→ READING PASSAGE
Enter NoSQL

NoSQL is a blanket term for the databases that solve the scalability issues that are common among relational databases. This term, in its modern meaning, was first coined by Eric Evans (NoSQL naming available at http://blog.sym-link.com/2009/10/30/nosql_whats_in_a_name.html). It should not be confused with the database named NoSQL (NoSQL: the database available at http://www.strozzi.it/cgi-bin/CSA/tw7/I/en_US/nosql/Home%20Page).

The NoSQL solutions provide scalability and high availability, but may not guarantee ACID: atomicity, consistency, isolation, and durability in transactions. Many of the NoSQL solutions including Cassandra sit on the other extreme of ACID, named BASE (Basically Available, Soft-state, Eventual consistency).

The CAP theorem

In 2000, Eric Brewer (Wikipedia page available at http://en.wikipedia.org/wiki/Eric_Brewer_%28scientist%29), in his keynote speech at the ACM Symposium, said that one cannot guarantee consistency in a distributed system. This was his conjecture based on his experience with the distributed systems. This conjecture was later formally proved by Nancy Lynch and Seth Gilbert in 2002 (Brewer's Conjecture and the Feasibility of Consistent, Available at Partition-tolerant Web Services, and ACMSIGACT News, Volume 33, Issue 2 (2002), page 51 to 59 available at http://lpd.epfl.ch/sgilbert/pubs/BrewersConjecture-SigAct.pdf) It says, if we have a distributed system where data is replicated at two distinct locations and two conflicting requests arrive—one at each location—when the communication link between the two servers is broken. If the system (the cluster) has obligations to be highly available (a response, even when some components of the system are failing), one of the two responses will be inconsistent with what a system with no replication (no partitioning, single copy) would have returned. To understand it better, let us take an example to learn the terminologies. These terms will be used frequently throughout this book.

Let's say you are planning to read George Orwell's book titled Nineteen Eighty-Four (1984, The Novel available at http://en.wikipedia.org/wiki/Nineteen_Eighty-Four) over the Christmas vacation. A day before the holidays start, you logged in to your favorite online book store to find out that there is only one copy left. You add it to your cart. But then you realize that you need to buy something else to be eligible for free shipping. You start to browse the website for any other item that you might buy. To make the situation interesting, let's say there is another customer who is trying to buy Nineteen Eighty-Four at the same time.

Consistency

In a distributed system, consistency will be defined as one that responds with the same output for the same request at the same time across all the replicas. Loosely, one can say a consistent system is one where each server returns the right response to each request.

→ EXERCISE REQUIREMENTS
[1] Translate this sentence from the passage on NoSQL and the CAP theorem into Spanish: "Loosely, one can say a consistent system is one where each server returns the right response to each request."
[2] List every person mentioned by name in the passage on NoSQL and the CAP theorem.
[3] Pick up the passage on NoSQL and the CAP theorem after its last sentence and continue writing it.
The rows that come next are not needed.

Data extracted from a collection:
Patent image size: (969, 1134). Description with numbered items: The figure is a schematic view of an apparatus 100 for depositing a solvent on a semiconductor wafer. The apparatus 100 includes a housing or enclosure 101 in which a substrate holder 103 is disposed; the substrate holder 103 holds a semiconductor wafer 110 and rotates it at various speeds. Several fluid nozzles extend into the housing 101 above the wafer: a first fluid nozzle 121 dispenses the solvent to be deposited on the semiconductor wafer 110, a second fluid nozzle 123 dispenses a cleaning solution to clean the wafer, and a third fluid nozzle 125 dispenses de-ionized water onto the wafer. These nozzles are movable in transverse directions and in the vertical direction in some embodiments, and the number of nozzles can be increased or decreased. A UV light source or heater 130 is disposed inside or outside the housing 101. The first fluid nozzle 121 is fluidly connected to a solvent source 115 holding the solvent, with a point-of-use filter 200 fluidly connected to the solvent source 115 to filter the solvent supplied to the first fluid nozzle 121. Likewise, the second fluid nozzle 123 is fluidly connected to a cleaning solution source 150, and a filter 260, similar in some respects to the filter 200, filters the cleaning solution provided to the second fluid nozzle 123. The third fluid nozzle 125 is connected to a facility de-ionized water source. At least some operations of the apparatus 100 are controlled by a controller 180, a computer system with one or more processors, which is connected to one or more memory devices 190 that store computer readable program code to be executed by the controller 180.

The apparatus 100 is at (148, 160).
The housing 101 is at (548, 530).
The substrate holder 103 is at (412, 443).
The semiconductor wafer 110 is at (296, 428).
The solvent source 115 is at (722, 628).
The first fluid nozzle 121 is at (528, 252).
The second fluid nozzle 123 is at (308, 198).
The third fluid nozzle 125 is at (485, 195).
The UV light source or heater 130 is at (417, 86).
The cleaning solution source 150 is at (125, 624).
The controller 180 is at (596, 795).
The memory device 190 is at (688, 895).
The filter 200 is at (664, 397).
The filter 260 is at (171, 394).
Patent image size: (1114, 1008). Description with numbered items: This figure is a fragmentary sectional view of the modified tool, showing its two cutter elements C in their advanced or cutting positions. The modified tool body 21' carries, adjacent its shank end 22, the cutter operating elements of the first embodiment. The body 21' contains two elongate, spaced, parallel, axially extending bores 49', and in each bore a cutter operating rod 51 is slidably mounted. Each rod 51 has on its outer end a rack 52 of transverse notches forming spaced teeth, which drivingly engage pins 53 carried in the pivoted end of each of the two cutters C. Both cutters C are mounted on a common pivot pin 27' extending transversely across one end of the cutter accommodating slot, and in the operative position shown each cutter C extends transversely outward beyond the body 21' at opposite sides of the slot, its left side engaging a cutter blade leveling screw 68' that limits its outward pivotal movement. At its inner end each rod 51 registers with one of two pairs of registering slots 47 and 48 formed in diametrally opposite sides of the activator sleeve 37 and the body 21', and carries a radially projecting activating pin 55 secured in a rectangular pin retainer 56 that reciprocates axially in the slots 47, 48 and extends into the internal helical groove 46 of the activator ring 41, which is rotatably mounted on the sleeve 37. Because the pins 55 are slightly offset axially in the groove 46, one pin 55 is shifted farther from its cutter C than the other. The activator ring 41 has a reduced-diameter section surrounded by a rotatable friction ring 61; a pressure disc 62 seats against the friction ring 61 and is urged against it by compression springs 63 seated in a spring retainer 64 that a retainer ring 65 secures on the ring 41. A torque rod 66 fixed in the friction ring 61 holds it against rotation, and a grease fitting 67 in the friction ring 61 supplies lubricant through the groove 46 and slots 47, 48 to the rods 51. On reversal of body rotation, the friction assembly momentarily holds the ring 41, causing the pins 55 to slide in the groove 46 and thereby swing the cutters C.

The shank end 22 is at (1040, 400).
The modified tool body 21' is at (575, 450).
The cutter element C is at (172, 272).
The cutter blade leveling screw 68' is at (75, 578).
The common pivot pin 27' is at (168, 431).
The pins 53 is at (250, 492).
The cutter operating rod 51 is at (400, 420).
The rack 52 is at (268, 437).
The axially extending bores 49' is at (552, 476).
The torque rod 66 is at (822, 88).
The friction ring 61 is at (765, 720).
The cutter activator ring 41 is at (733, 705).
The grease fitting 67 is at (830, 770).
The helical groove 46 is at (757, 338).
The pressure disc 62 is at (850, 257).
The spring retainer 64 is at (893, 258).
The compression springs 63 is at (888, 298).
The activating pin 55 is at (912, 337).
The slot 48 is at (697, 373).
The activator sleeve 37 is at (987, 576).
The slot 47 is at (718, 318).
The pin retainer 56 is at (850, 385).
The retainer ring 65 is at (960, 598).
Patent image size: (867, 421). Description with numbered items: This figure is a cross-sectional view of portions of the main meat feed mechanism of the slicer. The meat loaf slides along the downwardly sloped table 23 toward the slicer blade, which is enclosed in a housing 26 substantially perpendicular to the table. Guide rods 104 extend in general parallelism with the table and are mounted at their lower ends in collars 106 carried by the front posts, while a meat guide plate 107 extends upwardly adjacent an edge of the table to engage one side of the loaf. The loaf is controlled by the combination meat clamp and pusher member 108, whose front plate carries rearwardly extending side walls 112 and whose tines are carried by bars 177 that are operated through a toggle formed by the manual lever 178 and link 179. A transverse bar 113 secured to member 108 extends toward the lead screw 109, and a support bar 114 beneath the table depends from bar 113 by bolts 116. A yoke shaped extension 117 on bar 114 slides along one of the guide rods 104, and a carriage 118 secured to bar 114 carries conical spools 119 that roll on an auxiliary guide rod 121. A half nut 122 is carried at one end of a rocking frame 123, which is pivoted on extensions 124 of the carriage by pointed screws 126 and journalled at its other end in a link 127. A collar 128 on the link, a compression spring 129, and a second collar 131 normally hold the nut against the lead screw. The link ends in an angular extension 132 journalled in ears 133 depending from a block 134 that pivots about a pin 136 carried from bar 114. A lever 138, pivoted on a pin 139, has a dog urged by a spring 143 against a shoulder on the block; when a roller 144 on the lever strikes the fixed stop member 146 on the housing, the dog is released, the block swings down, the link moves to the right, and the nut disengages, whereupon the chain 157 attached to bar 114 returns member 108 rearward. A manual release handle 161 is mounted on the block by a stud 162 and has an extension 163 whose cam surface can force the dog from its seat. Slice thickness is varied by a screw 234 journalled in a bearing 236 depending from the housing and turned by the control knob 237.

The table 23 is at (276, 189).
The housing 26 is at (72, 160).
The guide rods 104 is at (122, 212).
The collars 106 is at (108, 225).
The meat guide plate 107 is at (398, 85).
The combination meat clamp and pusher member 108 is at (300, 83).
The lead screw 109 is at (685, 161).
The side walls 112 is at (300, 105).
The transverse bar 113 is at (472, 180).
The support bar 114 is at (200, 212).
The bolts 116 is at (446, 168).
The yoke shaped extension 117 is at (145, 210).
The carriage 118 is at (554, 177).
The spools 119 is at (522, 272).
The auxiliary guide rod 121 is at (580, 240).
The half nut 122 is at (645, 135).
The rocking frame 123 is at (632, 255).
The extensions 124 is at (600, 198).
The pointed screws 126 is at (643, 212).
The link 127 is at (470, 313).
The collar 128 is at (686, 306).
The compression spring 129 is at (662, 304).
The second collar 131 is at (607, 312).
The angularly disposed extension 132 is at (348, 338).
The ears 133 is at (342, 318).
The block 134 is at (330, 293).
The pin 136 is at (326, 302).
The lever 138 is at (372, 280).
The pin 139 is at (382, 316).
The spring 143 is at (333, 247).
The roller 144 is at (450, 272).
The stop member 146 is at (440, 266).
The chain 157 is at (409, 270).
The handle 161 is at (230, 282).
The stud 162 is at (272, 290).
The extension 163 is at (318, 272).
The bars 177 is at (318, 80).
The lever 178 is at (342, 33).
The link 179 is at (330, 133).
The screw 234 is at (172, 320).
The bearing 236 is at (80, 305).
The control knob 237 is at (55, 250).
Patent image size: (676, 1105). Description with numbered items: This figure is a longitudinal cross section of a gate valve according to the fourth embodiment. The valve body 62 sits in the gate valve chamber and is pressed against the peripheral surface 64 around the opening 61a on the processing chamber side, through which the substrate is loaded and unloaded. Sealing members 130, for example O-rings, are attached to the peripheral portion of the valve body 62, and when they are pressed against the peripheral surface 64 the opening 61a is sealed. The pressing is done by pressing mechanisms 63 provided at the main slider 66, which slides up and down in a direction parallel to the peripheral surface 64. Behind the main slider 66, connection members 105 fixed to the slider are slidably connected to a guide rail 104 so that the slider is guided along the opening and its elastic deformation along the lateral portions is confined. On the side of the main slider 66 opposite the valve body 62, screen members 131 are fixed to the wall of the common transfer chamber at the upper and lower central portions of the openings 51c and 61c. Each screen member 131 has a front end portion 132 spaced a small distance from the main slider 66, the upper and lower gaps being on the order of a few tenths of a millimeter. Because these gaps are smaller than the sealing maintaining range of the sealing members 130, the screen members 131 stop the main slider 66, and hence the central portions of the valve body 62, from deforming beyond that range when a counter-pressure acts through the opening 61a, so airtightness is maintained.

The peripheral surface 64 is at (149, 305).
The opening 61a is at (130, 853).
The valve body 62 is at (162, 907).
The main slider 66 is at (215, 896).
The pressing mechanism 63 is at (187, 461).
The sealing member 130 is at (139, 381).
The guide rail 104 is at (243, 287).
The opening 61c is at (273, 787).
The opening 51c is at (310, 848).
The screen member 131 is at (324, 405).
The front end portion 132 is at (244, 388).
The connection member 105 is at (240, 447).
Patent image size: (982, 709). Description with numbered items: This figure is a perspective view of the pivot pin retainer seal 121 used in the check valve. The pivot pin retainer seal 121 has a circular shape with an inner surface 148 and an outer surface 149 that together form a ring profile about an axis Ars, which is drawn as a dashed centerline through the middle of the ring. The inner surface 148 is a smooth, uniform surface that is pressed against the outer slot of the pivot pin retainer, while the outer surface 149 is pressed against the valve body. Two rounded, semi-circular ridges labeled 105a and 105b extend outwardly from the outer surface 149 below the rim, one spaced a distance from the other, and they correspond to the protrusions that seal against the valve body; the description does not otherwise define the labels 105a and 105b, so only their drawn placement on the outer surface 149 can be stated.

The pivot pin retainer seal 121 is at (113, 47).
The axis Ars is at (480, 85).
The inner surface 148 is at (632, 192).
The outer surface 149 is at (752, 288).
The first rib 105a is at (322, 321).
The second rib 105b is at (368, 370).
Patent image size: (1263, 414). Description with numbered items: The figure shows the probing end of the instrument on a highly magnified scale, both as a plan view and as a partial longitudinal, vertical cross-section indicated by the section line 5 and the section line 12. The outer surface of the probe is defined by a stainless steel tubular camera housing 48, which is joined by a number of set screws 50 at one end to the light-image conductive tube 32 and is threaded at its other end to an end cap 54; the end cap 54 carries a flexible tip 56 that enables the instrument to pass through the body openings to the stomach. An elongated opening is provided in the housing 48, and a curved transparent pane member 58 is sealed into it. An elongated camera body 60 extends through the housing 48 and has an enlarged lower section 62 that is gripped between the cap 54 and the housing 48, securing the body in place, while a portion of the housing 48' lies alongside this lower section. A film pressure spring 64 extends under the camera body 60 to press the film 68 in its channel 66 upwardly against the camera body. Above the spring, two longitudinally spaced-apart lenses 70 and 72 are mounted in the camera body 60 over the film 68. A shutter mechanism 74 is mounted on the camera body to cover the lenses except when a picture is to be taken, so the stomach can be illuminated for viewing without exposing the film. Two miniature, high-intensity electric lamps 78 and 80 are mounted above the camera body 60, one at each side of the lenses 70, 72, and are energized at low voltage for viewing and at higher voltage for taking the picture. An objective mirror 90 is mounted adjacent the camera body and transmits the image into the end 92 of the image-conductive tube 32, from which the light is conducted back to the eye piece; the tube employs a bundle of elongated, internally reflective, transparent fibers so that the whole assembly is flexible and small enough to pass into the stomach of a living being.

→ ANSWERS TO THE EXERCISE
[1] En términos generales, se puede decir que un sistema consistente es aquel en el que cada servidor devuelve la respuesta correcta a cada solicitud.

[2] Eric Evans, Eric Brewer, Nancy Lynch, Seth Gilbert, George Orwell

[3]
In our book-buying example, we have only one copy of Nineteen Eighty-Four. So, only one of the two customers is going to get the book delivered from this store. In a consistent system, only one can check out the book from the payment page. As soon as one customer makes the payment, the number of Nineteen Eighty-Four books in stock will get decremented by one and one quantity of Nineteen Eighty-Four will be added to the order of that customer. When the second customer tries to check out his shopping cart, the system tells that the book is not available any more.

Relational databases are good for this task because they comply with the ACID properties. If both the customers make the request at the same time, one customer will have to wait till the other customer is done with the processing, and the database is made consistent. This may add a few milliseconds of wait to the customer who came later.

An eventual consistent (where consistency of data across the distributed servers may not be guaranteed immediately) database system may have showed both the customers availability of the book at the time of check-out. This will lead to a back order, and one of the customers will be paid back. This may or may not be a good policy. A large number of back orders may affect the shop's reputation and there may also be financial repercussions.

Availability

Availability in simplest term is responsiveness. A system that's always available to serve. The funny thing about availability is that sometimes a system becomes unavailable exactly when you need it the most.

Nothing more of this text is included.